### [BRIEF]
Retype every entry in its entirety, without alteration.

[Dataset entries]
^^^^^^^^^^^^^^^^
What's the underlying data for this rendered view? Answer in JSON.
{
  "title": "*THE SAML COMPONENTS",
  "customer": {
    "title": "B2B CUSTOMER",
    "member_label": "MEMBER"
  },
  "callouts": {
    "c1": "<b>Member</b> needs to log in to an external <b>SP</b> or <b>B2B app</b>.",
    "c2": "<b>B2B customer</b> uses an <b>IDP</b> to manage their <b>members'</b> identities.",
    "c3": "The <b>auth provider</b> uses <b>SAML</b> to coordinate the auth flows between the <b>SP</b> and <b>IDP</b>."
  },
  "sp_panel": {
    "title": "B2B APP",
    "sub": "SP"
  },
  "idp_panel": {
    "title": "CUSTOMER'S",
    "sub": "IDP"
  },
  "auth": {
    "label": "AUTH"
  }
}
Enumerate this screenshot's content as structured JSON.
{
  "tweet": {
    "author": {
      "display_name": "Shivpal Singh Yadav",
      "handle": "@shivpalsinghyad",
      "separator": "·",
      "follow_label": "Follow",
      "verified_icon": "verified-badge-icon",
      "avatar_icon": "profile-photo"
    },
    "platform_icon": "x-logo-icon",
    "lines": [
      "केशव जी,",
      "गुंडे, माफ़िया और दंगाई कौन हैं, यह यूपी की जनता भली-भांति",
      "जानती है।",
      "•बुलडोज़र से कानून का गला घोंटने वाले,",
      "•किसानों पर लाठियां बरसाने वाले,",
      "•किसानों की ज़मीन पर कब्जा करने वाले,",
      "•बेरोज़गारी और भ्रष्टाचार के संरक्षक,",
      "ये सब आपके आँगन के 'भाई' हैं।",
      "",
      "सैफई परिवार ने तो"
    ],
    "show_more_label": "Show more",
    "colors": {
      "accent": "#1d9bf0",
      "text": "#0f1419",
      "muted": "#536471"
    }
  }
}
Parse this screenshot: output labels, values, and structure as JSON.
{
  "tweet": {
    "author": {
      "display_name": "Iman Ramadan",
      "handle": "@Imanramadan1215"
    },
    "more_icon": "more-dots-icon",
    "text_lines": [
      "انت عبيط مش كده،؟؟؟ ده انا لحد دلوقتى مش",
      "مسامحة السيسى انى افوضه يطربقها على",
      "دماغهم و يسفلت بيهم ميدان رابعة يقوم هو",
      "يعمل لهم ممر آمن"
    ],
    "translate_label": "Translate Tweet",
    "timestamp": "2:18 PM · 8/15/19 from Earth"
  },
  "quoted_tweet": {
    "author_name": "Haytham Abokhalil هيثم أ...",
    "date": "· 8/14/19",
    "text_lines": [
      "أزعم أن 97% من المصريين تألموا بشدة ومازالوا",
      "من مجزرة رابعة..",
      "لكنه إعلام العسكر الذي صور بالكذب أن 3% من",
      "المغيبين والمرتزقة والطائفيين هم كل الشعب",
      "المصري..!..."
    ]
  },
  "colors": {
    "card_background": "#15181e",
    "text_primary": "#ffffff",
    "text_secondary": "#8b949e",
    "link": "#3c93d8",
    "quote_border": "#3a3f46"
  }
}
^^^^^^^^^^^^^^^^
### [FINISHED TASK]
What's the underlying data for this rendered view? Answer in JSON.
{
  "title": "*THE SAML COMPONENTS",
  "customer": {
    "title": "B2B CUSTOMER",
    "member_label": "MEMBER"
  },
  "callouts": {
    "c1": "<b>Member</b> needs to log in to an external <b>SP</b> or <b>B2B app</b>.",
    "c2": "<b>B2B customer</b> uses an <b>IDP</b> to manage their <b>members'</b> identities.",
    "c3": "The <b>auth provider</b> uses <b>SAML</b> to coordinate the auth flows between the <b>SP</b> and <b>IDP</b>."
  },
  "sp_panel": {
    "title": "B2B APP",
    "sub": "SP"
  },
  "idp_panel": {
    "title": "CUSTOMER'S",
    "sub": "IDP"
  },
  "auth": {
    "label": "AUTH"
  }
}
Enumerate this screenshot's content as structured JSON.
{
  "tweet": {
    "author": {
      "display_name": "Shivpal Singh Yadav",
      "handle": "@shivpalsinghyad",
      "separator": "·",
      "follow_label": "Follow",
      "verified_icon": "verified-badge-icon",
      "avatar_icon": "profile-photo"
    },
    "platform_icon": "x-logo-icon",
    "lines": [
      "केशव जी,",
      "गुंडे, माफ़िया और दंगाई कौन हैं, यह यूपी की जनता भली-भांति",
      "जानती है।",
      "•बुलडोज़र से कानून का गला घोंटने वाले,",
      "•किसानों पर लाठियां बरसाने वाले,",
      "•किसानों की ज़मीन पर कब्जा करने वाले,",
      "•बेरोज़गारी और भ्रष्टाचार के संरक्षक,",
      "ये सब आपके आँगन के 'भाई' हैं।",
      "",
      "सैफई परिवार ने तो"
    ],
    "show_more_label": "Show more",
    "colors": {
      "accent": "#1d9bf0",
      "text": "#0f1419",
      "muted": "#536471"
    }
  }
}
Parse this screenshot: output labels, values, and structure as JSON.
{
  "tweet": {
    "author": {
      "display_name": "Iman Ramadan",
      "handle": "@Imanramadan1215"
    },
    "more_icon": "more-dots-icon",
    "text_lines": [
      "انت عبيط مش كده،؟؟؟ ده انا لحد دلوقتى مش",
      "مسامحة السيسى انى افوضه يطربقها على",
      "دماغهم و يسفلت بيهم ميدان رابعة يقوم هو",
      "يعمل لهم ممر آمن"
    ],
    "translate_label": "Translate Tweet",
    "timestamp": "2:18 PM · 8/15/19 from Earth"
  },
  "quoted_tweet": {
    "author_name": "Haytham Abokhalil هيثم أ...",
    "date": "· 8/14/19",
    "text_lines": [
      "أزعم أن 97% من المصريين تألموا بشدة ومازالوا",
      "من مجزرة رابعة..",
      "لكنه إعلام العسكر الذي صور بالكذب أن 3% من",
      "المغيبين والمرتزقة والطائفيين هم كل الشعب",
      "المصري..!..."
    ]
  },
  "colors": {
    "card_background": "#15181e",
    "text_primary": "#ffffff",
    "text_secondary": "#8b949e",
    "link": "#3c93d8",
    "quote_border": "#3a3f46"
  }
}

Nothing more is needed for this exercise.